Generally, every method of the C# bindings that returns a value can throw a Tinkerforge.TimeoutException. This exception gets thrown if the device did not respond. If a cable based connection is used, it is unlikely that this exception gets thrown (assuming nobody plugs the device out). However, if a wireless connection is used, timeouts will occur if the distance to the device gets too big.

Since C# does not support multiple return values directly, we use the out keyword to return multiple values from a method.

The namespace for all Brick/Bricklet bindings and the IPConnection is Tinkerforge.*.

All methods listed below are thread-safe.

Basic Functions

public class BrickletIndustrialDigitalOut4V2(String uid, IPConnection ipcon)

Creates an object with the unique device ID uid:

BrickletIndustrialDigitalOut4V2 industrialDigitalOut4V2 = new BrickletIndustrialDigitalOut4V2("YOUR_DEVICE_UID", ipcon);

This object can then be used after the IP Connection is connected (see examples above).

public void SetValue(bool[] value)

Sets the output value of all four channels. A value of true or false outputs logic 1 or logic 0 respectively on the corresponding channel.

Use SetSelectedValue() to change only one output channel state.

For example: (True, True, False, False) will turn the channels 0-1 high and the channels 2-3 low.

public bool[] GetValue()

Returns the logic levels that are currently output on the channels.

public void SetSelectedValue(byte channel, bool value)

Sets the output value of a specific channel without affecting the other channels.

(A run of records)
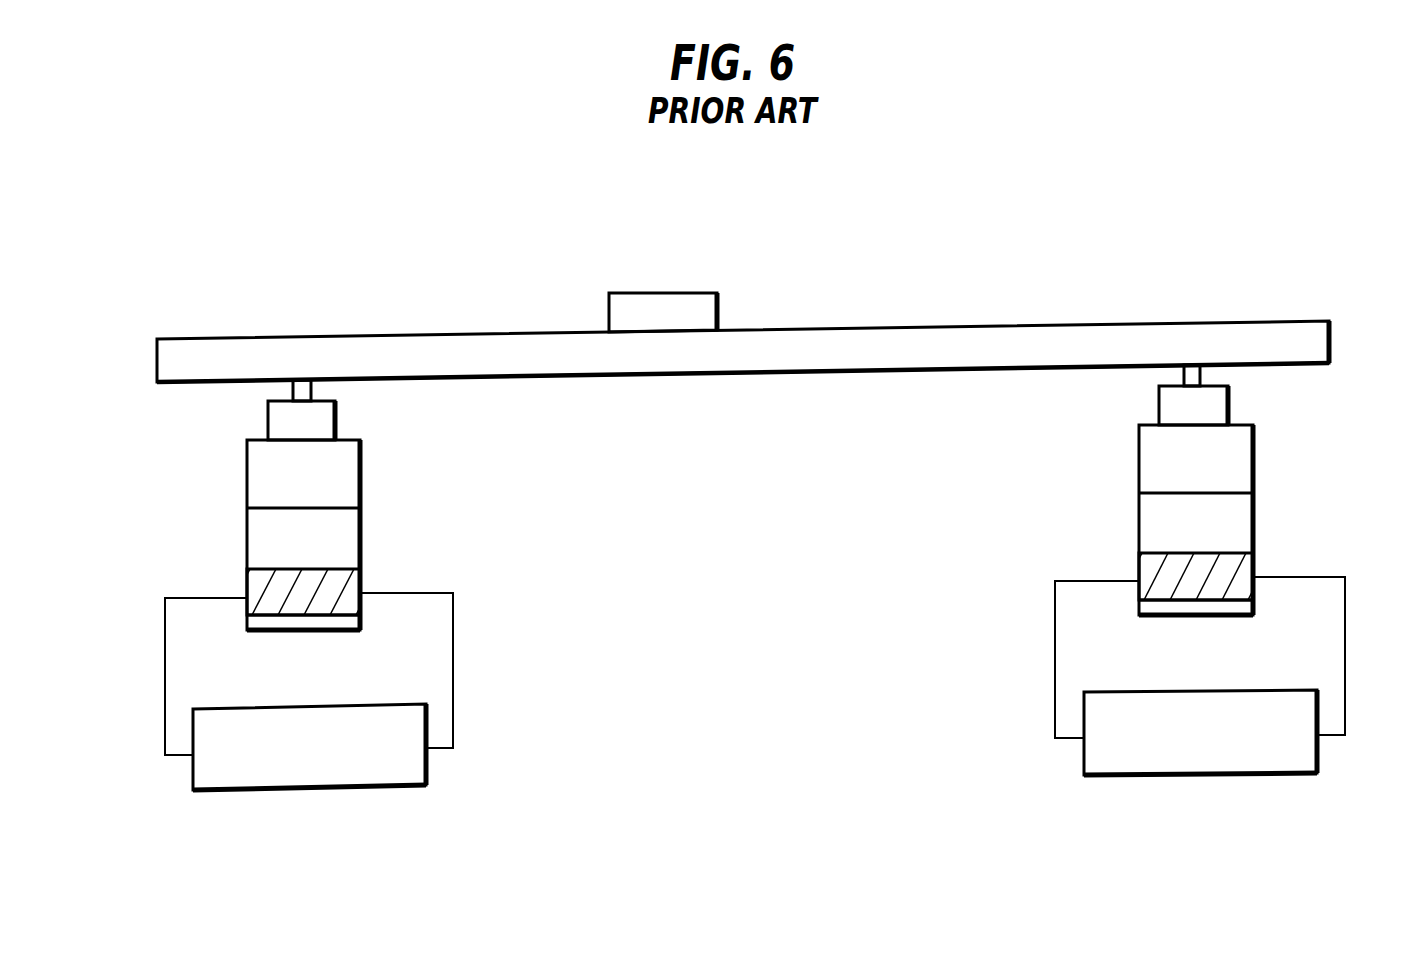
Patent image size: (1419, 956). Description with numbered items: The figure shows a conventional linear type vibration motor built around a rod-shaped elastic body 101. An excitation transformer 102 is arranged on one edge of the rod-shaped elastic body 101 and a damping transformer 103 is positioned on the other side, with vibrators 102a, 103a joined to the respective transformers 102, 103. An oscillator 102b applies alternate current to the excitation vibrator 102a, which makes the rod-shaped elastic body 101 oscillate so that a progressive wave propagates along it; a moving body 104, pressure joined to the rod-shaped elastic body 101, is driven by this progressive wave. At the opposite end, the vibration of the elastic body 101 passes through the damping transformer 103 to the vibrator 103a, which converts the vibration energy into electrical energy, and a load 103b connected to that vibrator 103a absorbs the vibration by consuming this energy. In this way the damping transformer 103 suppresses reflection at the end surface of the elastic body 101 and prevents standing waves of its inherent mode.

The rod-shaped elastic body 101 is at (803, 327).
The moving body 104 is at (665, 292).
The excitation transformer 102 is at (290, 505).
The excitation vibrator 102a is at (345, 589).
The oscillator 102b is at (312, 707).
The damping transformer 103 is at (1198, 490).
The vibrator 103a is at (1143, 576).
The load 103b is at (1203, 690).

=== Parts of the exercise ===
**a)** According to the bindings documentation, why is the out keyword used for some methods?
**b)** Rewrite the bindings documentation from "public class BrickletIndustrialDigitalOut4V2(String" to "(see examples above).", changing "IP Connection" to "network connection".
Answer using only the bindings documentation.

=== Answers by task ===
**a)** C# does not directly support multiple return values. The out keyword is used so that a method can return more than one value.

**b)**
public class BrickletIndustrialDigitalOut4V2(String uid, IPConnection ipcon)

Creates an object with the unique device ID uid:

BrickletIndustrialDigitalOut4V2 industrialDigitalOut4V2 = new BrickletIndustrialDigitalOut4V2("YOUR_DEVICE_UID", ipcon);

This object can then be used after the network connection is connected (see examples above).